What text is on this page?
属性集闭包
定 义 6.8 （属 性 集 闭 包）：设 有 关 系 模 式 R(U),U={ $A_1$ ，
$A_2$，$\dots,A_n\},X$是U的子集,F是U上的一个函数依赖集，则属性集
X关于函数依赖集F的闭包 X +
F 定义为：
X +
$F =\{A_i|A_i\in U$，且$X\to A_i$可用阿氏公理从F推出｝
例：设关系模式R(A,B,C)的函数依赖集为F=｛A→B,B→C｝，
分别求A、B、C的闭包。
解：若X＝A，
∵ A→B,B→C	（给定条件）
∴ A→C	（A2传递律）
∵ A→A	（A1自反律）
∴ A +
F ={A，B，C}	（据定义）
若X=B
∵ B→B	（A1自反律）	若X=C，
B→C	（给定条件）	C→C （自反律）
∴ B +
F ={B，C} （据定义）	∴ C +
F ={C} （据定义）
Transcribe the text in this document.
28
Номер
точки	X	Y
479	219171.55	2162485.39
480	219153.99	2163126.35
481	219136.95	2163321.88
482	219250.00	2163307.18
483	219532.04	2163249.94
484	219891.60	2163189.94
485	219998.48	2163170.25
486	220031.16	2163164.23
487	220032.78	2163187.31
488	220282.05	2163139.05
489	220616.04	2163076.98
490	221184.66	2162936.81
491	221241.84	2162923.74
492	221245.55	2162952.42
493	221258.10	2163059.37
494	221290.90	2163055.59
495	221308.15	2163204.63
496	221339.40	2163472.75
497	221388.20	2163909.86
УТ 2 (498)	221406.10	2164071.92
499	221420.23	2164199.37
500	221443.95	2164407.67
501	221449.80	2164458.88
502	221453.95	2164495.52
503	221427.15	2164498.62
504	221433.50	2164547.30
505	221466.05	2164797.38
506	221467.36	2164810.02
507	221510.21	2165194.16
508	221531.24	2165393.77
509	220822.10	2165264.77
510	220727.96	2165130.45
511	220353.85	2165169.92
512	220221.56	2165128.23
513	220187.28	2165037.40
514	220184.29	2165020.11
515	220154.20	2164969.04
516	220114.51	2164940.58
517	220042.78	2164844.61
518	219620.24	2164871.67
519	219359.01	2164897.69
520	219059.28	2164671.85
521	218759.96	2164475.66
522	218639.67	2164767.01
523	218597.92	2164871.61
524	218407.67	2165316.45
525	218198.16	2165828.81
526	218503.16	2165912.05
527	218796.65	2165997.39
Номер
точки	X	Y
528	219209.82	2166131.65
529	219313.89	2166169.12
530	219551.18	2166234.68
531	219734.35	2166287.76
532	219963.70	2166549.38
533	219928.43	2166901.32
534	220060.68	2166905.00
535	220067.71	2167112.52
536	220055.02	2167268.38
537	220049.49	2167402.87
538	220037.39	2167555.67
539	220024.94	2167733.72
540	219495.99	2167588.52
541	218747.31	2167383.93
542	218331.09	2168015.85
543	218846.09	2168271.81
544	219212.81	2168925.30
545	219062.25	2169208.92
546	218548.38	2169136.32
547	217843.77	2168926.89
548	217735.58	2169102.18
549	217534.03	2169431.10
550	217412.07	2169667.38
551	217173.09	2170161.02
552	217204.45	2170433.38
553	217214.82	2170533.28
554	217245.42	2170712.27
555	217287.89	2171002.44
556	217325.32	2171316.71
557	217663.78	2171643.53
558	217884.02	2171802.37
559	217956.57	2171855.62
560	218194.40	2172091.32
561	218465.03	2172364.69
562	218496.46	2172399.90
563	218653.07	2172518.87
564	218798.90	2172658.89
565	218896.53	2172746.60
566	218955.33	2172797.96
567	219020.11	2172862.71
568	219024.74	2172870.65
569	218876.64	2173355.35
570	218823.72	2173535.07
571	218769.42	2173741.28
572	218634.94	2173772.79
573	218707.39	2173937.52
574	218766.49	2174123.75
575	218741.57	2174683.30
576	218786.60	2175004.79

** WRITTEN EXERCISE **
Retype all the records, matching them exactly.

** ANSWER FOR THE TASK **
What text is on this page?
属性集闭包
定 义 6.8 （属 性 集 闭 包）：设 有 关 系 模 式 R(U),U={ $A_1$ ，
$A_2$，$\dots,A_n\},X$是U的子集,F是U上的一个函数依赖集，则属性集
X关于函数依赖集F的闭包 X +
F 定义为：
X +
$F =\{A_i|A_i\in U$，且$X\to A_i$可用阿氏公理从F推出｝
例：设关系模式R(A,B,C)的函数依赖集为F=｛A→B,B→C｝，
分别求A、B、C的闭包。
解：若X＝A，
∵ A→B,B→C	（给定条件）
∴ A→C	（A2传递律）
∵ A→A	（A1自反律）
∴ A +
F ={A，B，C}	（据定义）
若X=B
∵ B→B	（A1自反律）	若X=C，
B→C	（给定条件）	C→C （自反律）
∴ B +
F ={B，C} （据定义）	∴ C +
F ={C} （据定义）
Transcribe the text in this document.
28
Номер
точки	X	Y
479	219171.55	2162485.39
480	219153.99	2163126.35
481	219136.95	2163321.88
482	219250.00	2163307.18
483	219532.04	2163249.94
484	219891.60	2163189.94
485	219998.48	2163170.25
486	220031.16	2163164.23
487	220032.78	2163187.31
488	220282.05	2163139.05
489	220616.04	2163076.98
490	221184.66	2162936.81
491	221241.84	2162923.74
492	221245.55	2162952.42
493	221258.10	2163059.37
494	221290.90	2163055.59
495	221308.15	2163204.63
496	221339.40	2163472.75
497	221388.20	2163909.86
УТ 2 (498)	221406.10	2164071.92
499	221420.23	2164199.37
500	221443.95	2164407.67
501	221449.80	2164458.88
502	221453.95	2164495.52
503	221427.15	2164498.62
504	221433.50	2164547.30
505	221466.05	2164797.38
506	221467.36	2164810.02
507	221510.21	2165194.16
508	221531.24	2165393.77
509	220822.10	2165264.77
510	220727.96	2165130.45
511	220353.85	2165169.92
512	220221.56	2165128.23
513	220187.28	2165037.40
514	220184.29	2165020.11
515	220154.20	2164969.04
516	220114.51	2164940.58
517	220042.78	2164844.61
518	219620.24	2164871.67
519	219359.01	2164897.69
520	219059.28	2164671.85
521	218759.96	2164475.66
522	218639.67	2164767.01
523	218597.92	2164871.61
524	218407.67	2165316.45
525	218198.16	2165828.81
526	218503.16	2165912.05
527	218796.65	2165997.39
Номер
точки	X	Y
528	219209.82	2166131.65
529	219313.89	2166169.12
530	219551.18	2166234.68
531	219734.35	2166287.76
532	219963.70	2166549.38
533	219928.43	2166901.32
534	220060.68	2166905.00
535	220067.71	2167112.52
536	220055.02	2167268.38
537	220049.49	2167402.87
538	220037.39	2167555.67
539	220024.94	2167733.72
540	219495.99	2167588.52
541	218747.31	2167383.93
542	218331.09	2168015.85
543	218846.09	2168271.81
544	219212.81	2168925.30
545	219062.25	2169208.92
546	218548.38	2169136.32
547	217843.77	2168926.89
548	217735.58	2169102.18
549	217534.03	2169431.10
550	217412.07	2169667.38
551	217173.09	2170161.02
552	217204.45	2170433.38
553	217214.82	2170533.28
554	217245.42	2170712.27
555	217287.89	2171002.44
556	217325.32	2171316.71
557	217663.78	2171643.53
558	217884.02	2171802.37
559	217956.57	2171855.62
560	218194.40	2172091.32
561	218465.03	2172364.69
562	218496.46	2172399.90
563	218653.07	2172518.87
564	218798.90	2172658.89
565	218896.53	2172746.60
566	218955.33	2172797.96
567	219020.11	2172862.71
568	219024.74	2172870.65
569	218876.64	2173355.35
570	218823.72	2173535.07
571	218769.42	2173741.28
572	218634.94	2173772.79
573	218707.39	2173937.52
574	218766.49	2174123.75
575	218741.57	2174683.30
576	218786.60	2175004.79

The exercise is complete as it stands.